For the records below, give the count of lines holding the word "name" and nothing more.

※ ※ ※

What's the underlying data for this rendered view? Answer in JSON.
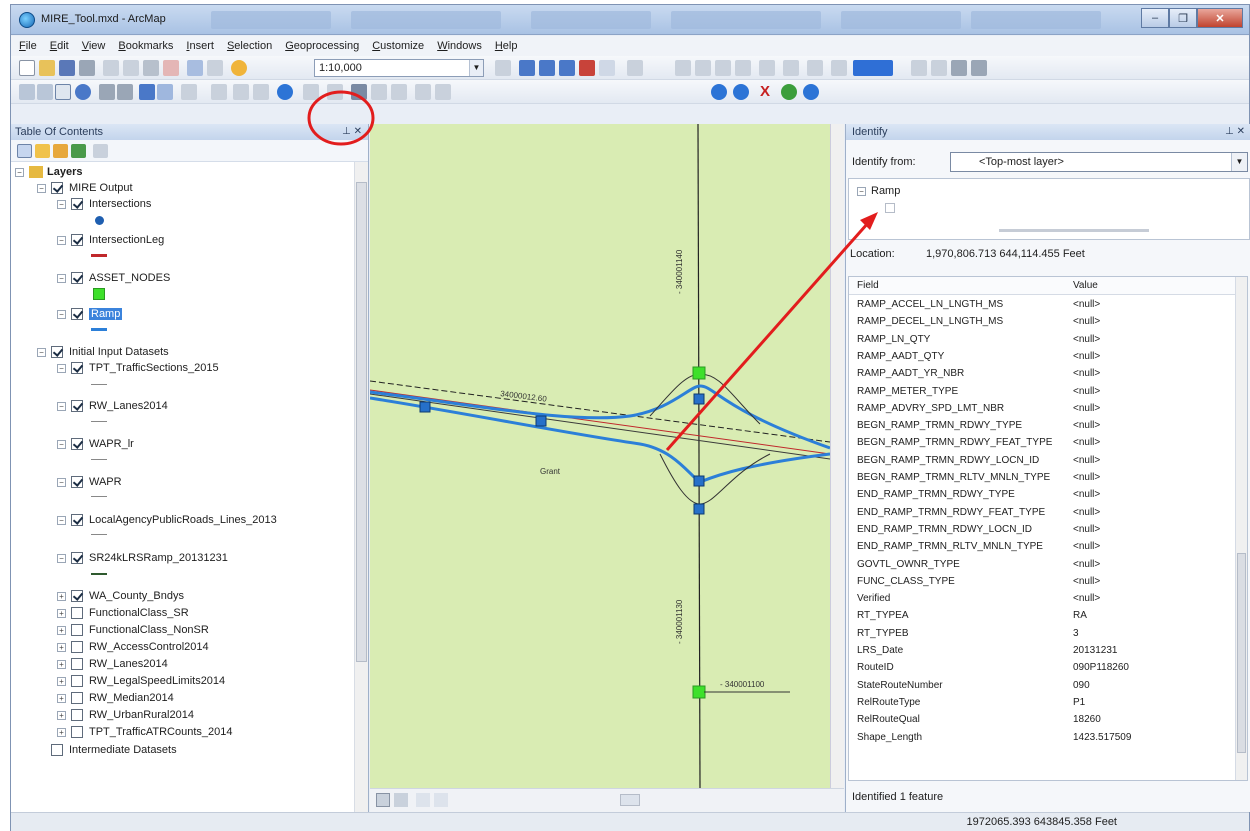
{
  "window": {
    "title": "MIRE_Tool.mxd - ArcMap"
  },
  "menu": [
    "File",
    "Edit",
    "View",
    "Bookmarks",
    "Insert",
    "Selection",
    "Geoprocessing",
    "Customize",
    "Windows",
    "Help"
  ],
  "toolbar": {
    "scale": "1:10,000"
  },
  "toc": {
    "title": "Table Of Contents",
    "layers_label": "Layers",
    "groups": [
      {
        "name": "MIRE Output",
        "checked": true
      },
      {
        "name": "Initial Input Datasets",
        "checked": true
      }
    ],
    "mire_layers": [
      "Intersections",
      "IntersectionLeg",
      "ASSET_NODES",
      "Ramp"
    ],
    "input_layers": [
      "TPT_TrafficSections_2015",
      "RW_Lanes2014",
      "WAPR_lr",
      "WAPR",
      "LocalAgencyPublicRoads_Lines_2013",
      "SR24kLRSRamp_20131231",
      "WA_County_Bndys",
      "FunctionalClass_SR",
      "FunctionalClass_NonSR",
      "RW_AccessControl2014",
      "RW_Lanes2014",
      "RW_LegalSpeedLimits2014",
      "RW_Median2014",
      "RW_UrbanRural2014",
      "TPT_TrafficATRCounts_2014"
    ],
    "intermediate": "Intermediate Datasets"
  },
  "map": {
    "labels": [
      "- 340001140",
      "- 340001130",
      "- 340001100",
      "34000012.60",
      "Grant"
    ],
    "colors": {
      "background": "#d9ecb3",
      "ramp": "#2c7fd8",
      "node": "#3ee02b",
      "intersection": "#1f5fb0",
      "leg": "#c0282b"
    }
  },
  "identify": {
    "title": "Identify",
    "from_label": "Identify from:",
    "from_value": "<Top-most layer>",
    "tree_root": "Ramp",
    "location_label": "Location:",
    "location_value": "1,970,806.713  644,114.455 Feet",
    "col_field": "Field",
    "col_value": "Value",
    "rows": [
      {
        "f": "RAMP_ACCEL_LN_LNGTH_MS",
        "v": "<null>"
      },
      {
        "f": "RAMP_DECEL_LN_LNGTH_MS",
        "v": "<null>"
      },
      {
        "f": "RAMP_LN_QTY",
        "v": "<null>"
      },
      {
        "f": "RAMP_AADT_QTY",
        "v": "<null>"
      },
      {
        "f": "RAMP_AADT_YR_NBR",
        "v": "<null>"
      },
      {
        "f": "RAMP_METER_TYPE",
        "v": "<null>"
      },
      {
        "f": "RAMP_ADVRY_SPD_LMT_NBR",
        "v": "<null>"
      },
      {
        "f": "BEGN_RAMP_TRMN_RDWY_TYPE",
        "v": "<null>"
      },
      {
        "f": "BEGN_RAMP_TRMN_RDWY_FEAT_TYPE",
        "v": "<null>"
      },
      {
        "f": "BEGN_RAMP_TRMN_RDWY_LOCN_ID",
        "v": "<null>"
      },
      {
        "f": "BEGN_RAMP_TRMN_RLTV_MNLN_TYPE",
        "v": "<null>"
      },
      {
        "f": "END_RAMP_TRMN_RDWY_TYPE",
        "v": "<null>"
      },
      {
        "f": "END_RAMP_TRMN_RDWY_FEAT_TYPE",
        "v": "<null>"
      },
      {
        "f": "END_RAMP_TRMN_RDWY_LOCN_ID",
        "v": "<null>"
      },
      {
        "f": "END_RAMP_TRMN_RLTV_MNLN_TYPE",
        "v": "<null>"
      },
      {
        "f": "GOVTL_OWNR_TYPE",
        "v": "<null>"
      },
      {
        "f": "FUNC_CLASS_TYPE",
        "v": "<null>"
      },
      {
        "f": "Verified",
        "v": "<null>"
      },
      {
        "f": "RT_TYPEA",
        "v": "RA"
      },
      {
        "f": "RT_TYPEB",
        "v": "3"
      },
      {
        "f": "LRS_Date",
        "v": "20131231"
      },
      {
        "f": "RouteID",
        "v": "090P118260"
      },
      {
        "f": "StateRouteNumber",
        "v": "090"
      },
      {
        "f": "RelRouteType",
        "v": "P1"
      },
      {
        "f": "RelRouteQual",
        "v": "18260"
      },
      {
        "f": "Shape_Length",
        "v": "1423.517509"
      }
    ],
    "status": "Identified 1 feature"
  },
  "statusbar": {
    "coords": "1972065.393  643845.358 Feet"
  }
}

※ ※ ※

#### Output
2